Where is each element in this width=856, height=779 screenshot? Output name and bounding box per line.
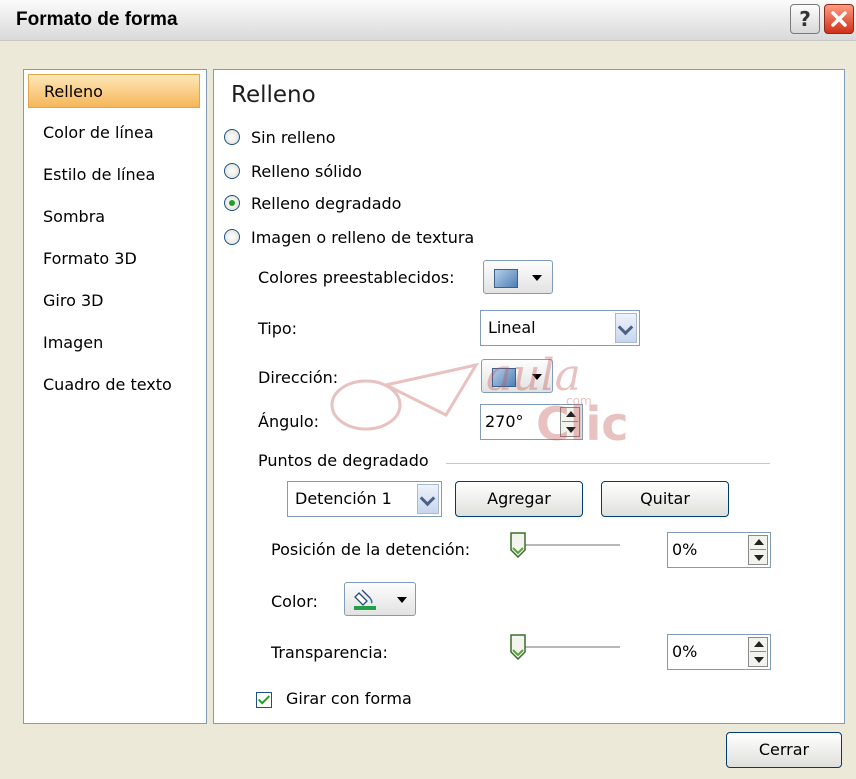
preset-colors-dropdown[interactable]	[483, 260, 553, 294]
stop-position-spinner[interactable]: 0%	[667, 532, 771, 568]
sidebar-item-formato-3d[interactable]: Formato 3D	[28, 242, 200, 276]
radio-label: Relleno degradado	[251, 193, 402, 213]
radio-label: Relleno sólido	[251, 161, 362, 181]
chevron-down-icon	[397, 597, 407, 603]
radio-label: Imagen o relleno de textura	[251, 227, 475, 247]
close-icon	[831, 11, 847, 27]
radio-sin-relleno[interactable]: Sin relleno	[224, 125, 336, 149]
help-icon: ?	[799, 7, 811, 31]
transparency-label: Transparencia:	[271, 643, 388, 662]
preset-colors-label: Colores preestablecidos:	[258, 268, 455, 287]
rotate-with-shape-checkbox[interactable]	[256, 692, 272, 708]
format-shape-dialog: Formato de forma ? Relleno Color de líne…	[0, 0, 856, 779]
slider-thumb-icon[interactable]	[510, 634, 526, 660]
transparency-value: 0%	[672, 642, 698, 661]
separator	[446, 463, 770, 464]
color-dropdown[interactable]	[344, 582, 416, 616]
slider-thumb-icon[interactable]	[510, 532, 526, 558]
transparency-track[interactable]	[512, 646, 620, 649]
close-window-button[interactable]	[824, 4, 854, 34]
radio-relleno-solido[interactable]: Relleno sólido	[224, 159, 362, 183]
sidebar-item-sombra[interactable]: Sombra	[28, 200, 200, 234]
remove-stop-button[interactable]: Quitar	[601, 481, 729, 517]
aulaclic-watermark-logo: aula com Clic	[330, 350, 629, 445]
type-label: Tipo:	[258, 319, 298, 338]
rotate-with-shape-label: Girar con forma	[286, 689, 412, 708]
close-button[interactable]: Cerrar	[726, 732, 842, 768]
gradient-stop-select[interactable]: Detención 1	[287, 481, 442, 517]
section-heading: Relleno	[231, 82, 316, 108]
type-select[interactable]: Lineal	[480, 310, 640, 346]
gradient-swatch-icon	[494, 269, 518, 288]
stop-value: Detención 1	[295, 489, 392, 508]
dialog-title: Formato de forma	[16, 9, 178, 30]
sidebar-item-imagen[interactable]: Imagen	[28, 326, 200, 360]
sidebar-item-cuadro-de-texto[interactable]: Cuadro de texto	[28, 368, 200, 402]
chevron-down-icon	[532, 275, 542, 281]
category-list: Relleno Color de línea Estilo de línea S…	[23, 69, 207, 724]
transparency-spinner[interactable]: 0%	[667, 634, 771, 670]
spinner-arrows-icon[interactable]	[748, 637, 768, 667]
title-bar[interactable]: Formato de forma ?	[0, 0, 856, 41]
stop-position-value: 0%	[672, 540, 698, 559]
radio-button[interactable]	[224, 229, 240, 245]
chevron-down-icon[interactable]	[417, 484, 439, 514]
stop-position-track[interactable]	[512, 544, 620, 547]
stop-position-label: Posición de la detención:	[271, 540, 471, 559]
sidebar-item-estilo-de-linea[interactable]: Estilo de línea	[28, 158, 200, 192]
add-stop-button[interactable]: Agregar	[455, 481, 583, 517]
gradient-stops-label: Puntos de degradado	[258, 451, 429, 470]
watermark-text-2: Clic	[536, 397, 629, 445]
color-label: Color:	[271, 592, 318, 611]
sidebar-item-giro-3d[interactable]: Giro 3D	[28, 284, 200, 318]
radio-relleno-degradado[interactable]: Relleno degradado	[224, 191, 401, 215]
spinner-arrows-icon[interactable]	[748, 535, 768, 565]
sidebar-item-color-de-linea[interactable]: Color de línea	[28, 116, 200, 150]
type-value: Lineal	[488, 318, 536, 337]
radio-button[interactable]	[224, 129, 240, 145]
help-button[interactable]: ?	[790, 4, 820, 34]
chevron-down-icon[interactable]	[615, 313, 637, 343]
radio-imagen-textura[interactable]: Imagen o relleno de textura	[224, 225, 474, 249]
radio-label: Sin relleno	[251, 127, 336, 147]
angle-label: Ángulo:	[258, 412, 320, 431]
radio-button-checked[interactable]	[224, 195, 240, 211]
paint-bucket-icon	[354, 589, 376, 610]
radio-button[interactable]	[224, 163, 240, 179]
sidebar-item-relleno[interactable]: Relleno	[28, 74, 200, 108]
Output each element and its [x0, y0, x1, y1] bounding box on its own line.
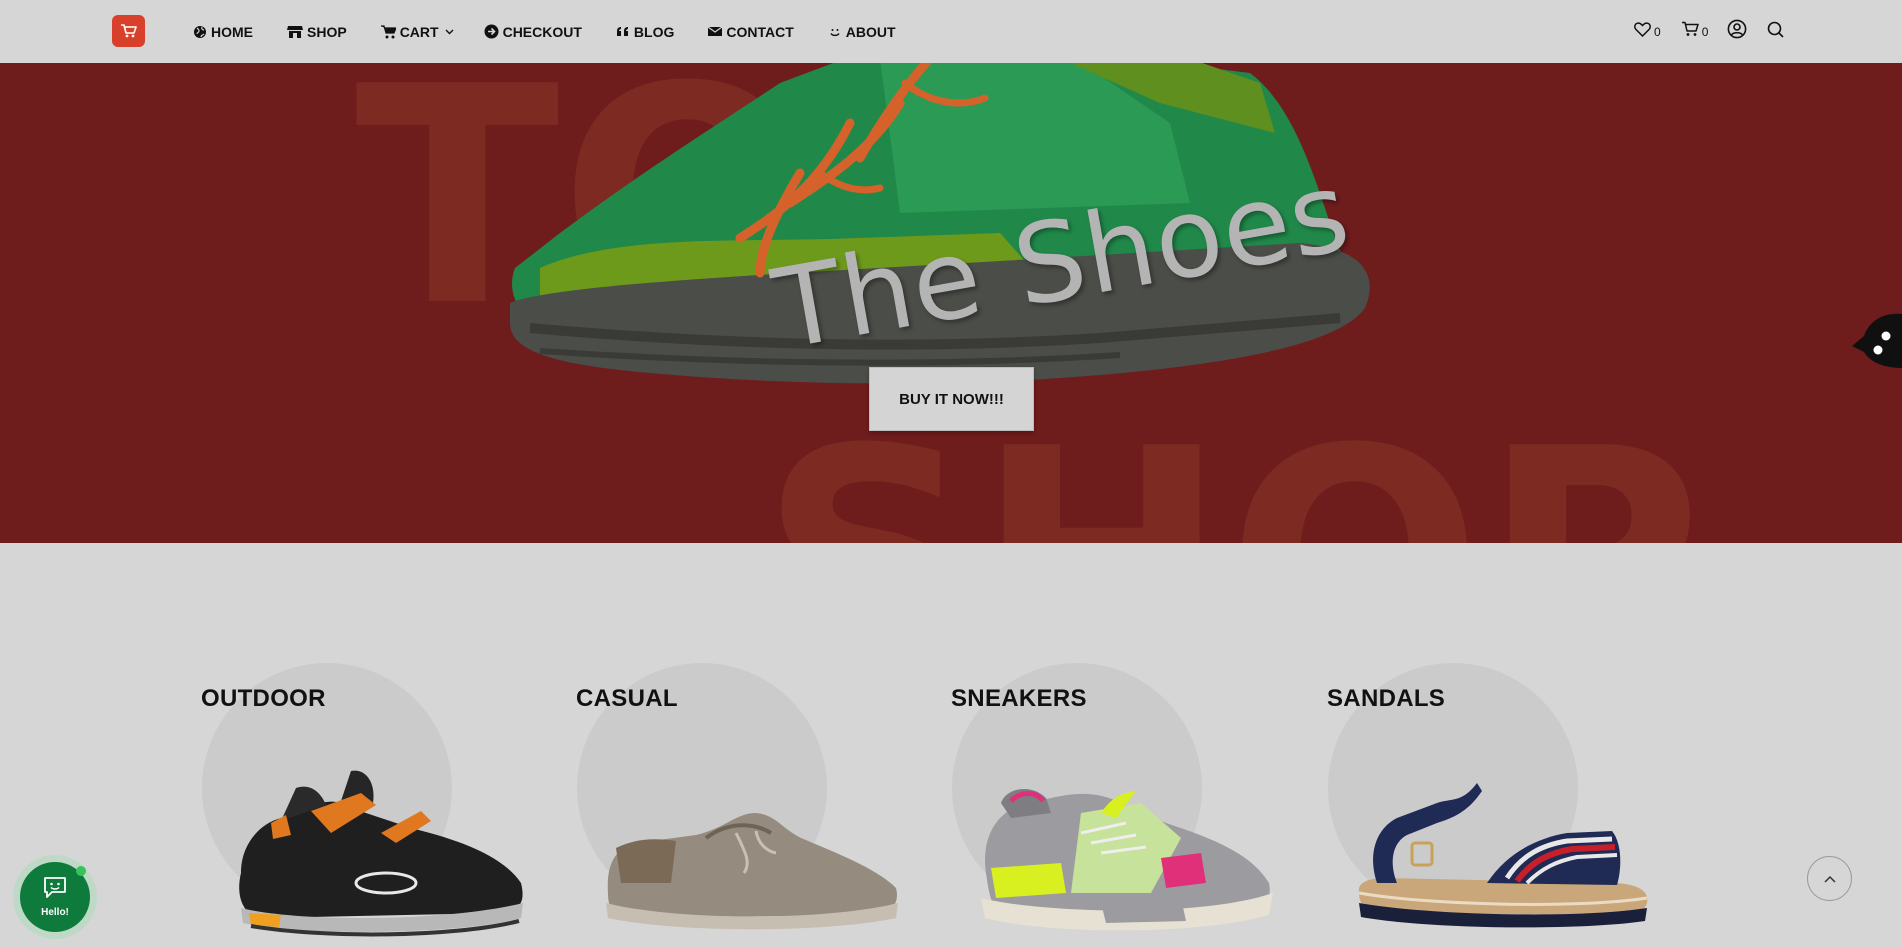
category-outdoor-label: OUTDOOR	[201, 685, 326, 712]
heart-icon	[1634, 21, 1651, 42]
header-actions: 0 0	[1634, 0, 1784, 63]
category-casual[interactable]: CASUAL	[576, 663, 906, 947]
hero-banner: TO SHOP The Shoes BUY IT NOW!!!	[0, 63, 1902, 543]
sandals-shoe-image	[1358, 783, 1648, 928]
category-sandals[interactable]: SANDALS	[1327, 663, 1657, 947]
category-casual-label: CASUAL	[576, 685, 678, 712]
search-button[interactable]	[1767, 21, 1784, 43]
category-sneakers[interactable]: SNEAKERS	[951, 663, 1281, 947]
outdoor-shoe-image	[239, 770, 523, 937]
shopping-cart-logo-icon	[120, 24, 137, 38]
category-outdoor[interactable]: OUTDOOR	[201, 663, 531, 947]
smile-icon	[828, 25, 842, 39]
nav-about[interactable]: ABOUT	[828, 24, 896, 40]
nav-cart-label: CART	[399, 23, 439, 40]
account-button[interactable]	[1727, 19, 1747, 44]
wishlist-count: 0	[1654, 24, 1661, 39]
wishlist-button[interactable]: 0	[1634, 21, 1661, 42]
site-header: HOME SHOP CART CHECKOUT BLOG CONTACT ABO…	[0, 0, 1902, 63]
nav-checkout[interactable]: CHECKOUT	[484, 24, 582, 40]
nav-contact-label: CONTACT	[726, 23, 794, 40]
category-sandals-label: SANDALS	[1327, 685, 1446, 712]
search-icon	[1767, 21, 1784, 43]
casual-shoe-image	[606, 813, 898, 930]
nav-about-label: ABOUT	[845, 23, 896, 40]
arrow-circle-icon	[484, 24, 499, 39]
main-navigation: HOME SHOP CART CHECKOUT BLOG CONTACT ABO…	[193, 0, 930, 63]
cart-icon	[380, 24, 396, 39]
sneakers-shoe-image	[981, 788, 1273, 931]
globe-icon	[193, 25, 207, 39]
quote-icon	[616, 26, 630, 37]
nav-home-label: HOME	[211, 23, 253, 40]
black-cat-peek-icon	[1850, 306, 1902, 381]
nav-blog-label: BLOG	[633, 23, 675, 40]
chevron-up-icon	[1823, 870, 1836, 888]
shop-logo[interactable]	[112, 15, 145, 47]
chevron-down-icon	[445, 29, 454, 35]
chat-widget-button[interactable]: Hello!	[13, 855, 97, 939]
chat-bubble-icon	[42, 876, 68, 905]
buy-it-now-button[interactable]: BUY IT NOW!!!	[869, 367, 1034, 431]
header-cart-button[interactable]: 0	[1681, 21, 1709, 42]
nav-home[interactable]: HOME	[193, 24, 253, 40]
nav-blog[interactable]: BLOG	[616, 24, 674, 40]
nav-cart[interactable]: CART	[380, 23, 454, 40]
nav-shop[interactable]: SHOP	[287, 24, 347, 40]
online-status-dot	[76, 866, 86, 876]
nav-contact[interactable]: CONTACT	[708, 23, 794, 40]
user-icon	[1727, 19, 1747, 44]
cart-count: 0	[1701, 24, 1709, 39]
chat-widget-inner: Hello!	[20, 862, 90, 932]
scroll-to-top-button[interactable]	[1807, 856, 1852, 901]
envelope-icon	[708, 26, 723, 37]
cart-icon	[1681, 21, 1699, 42]
chat-label: Hello!	[41, 907, 69, 918]
nav-shop-label: SHOP	[307, 23, 347, 40]
nav-checkout-label: CHECKOUT	[502, 23, 582, 40]
category-sneakers-label: SNEAKERS	[951, 685, 1087, 712]
store-icon	[287, 25, 303, 39]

What you should do: Convert the lines starting with the one containing "260, 553, 294]" and going on through the one containing "268, 455, 287]" into a Markdown table with the columns Number and Line, numbering each line in order and leaving out any blank lines.

Answer for the task:
| Number | Line |
|---|---|
| 1 | preset-colors-dropdown[interactable]	[483, 260, 553, 294] |
| 2 | stop-position-spinner[interactable]: 0%	[667, 532, 771, 568] |
| 3 | sidebar-item-formato-3d[interactable]: Formato 3D	[28, 242, 200, 276] |
| 4 | radio-label: Relleno degradado	[251, 193, 402, 213] |
| 5 | radio-label: Relleno sólido	[251, 161, 362, 181] |
| 6 | chevron-down-icon	[397, 597, 407, 603] |
| 7 | radio-label: Imagen o relleno de textura	[251, 227, 475, 247] |
| 8 | close-icon	[831, 11, 847, 27] |
| 9 | radio-sin-relleno[interactable]: Sin relleno	[224, 125, 336, 149] |
| 10 | help-icon: ?	[799, 7, 811, 31] |
| 11 | transparency-label: Transparencia:	[271, 643, 388, 662] |
| 12 | preset-colors-label: Colores preestablecidos:	[258, 268, 455, 287] |